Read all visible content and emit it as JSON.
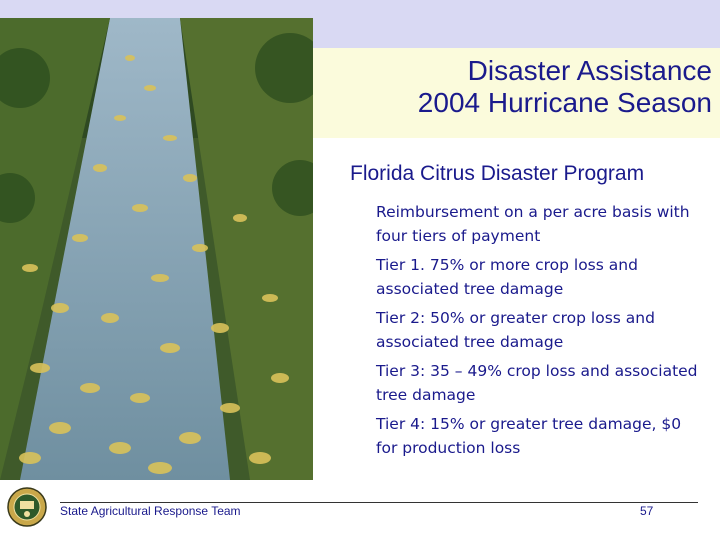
{
  "slide": {
    "title_line1": "Disaster Assistance",
    "title_line2": "2004 Hurricane Season",
    "subtitle": "Florida Citrus Disaster Program",
    "bullets": [
      "Reimbursement on a per acre basis with four tiers of payment",
      "Tier 1. 75% or more crop loss and associated tree damage",
      "Tier 2: 50% or greater crop loss and associated tree damage",
      "Tier 3:  35 – 49% crop loss and associated tree damage",
      "Tier 4:  15% or greater tree damage, $0 for production loss"
    ]
  },
  "footer": {
    "org": "State Agricultural Response Team",
    "page": "57"
  },
  "colors": {
    "text": "#1a1a8c",
    "top_band": "#d9d9f3",
    "title_band": "#fbfbdc"
  }
}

**WHAT IS NEEDED**
Each line of the data that includes the word "associated" counts once; report the total and nothing more.

**WRITTEN ANSWER**
3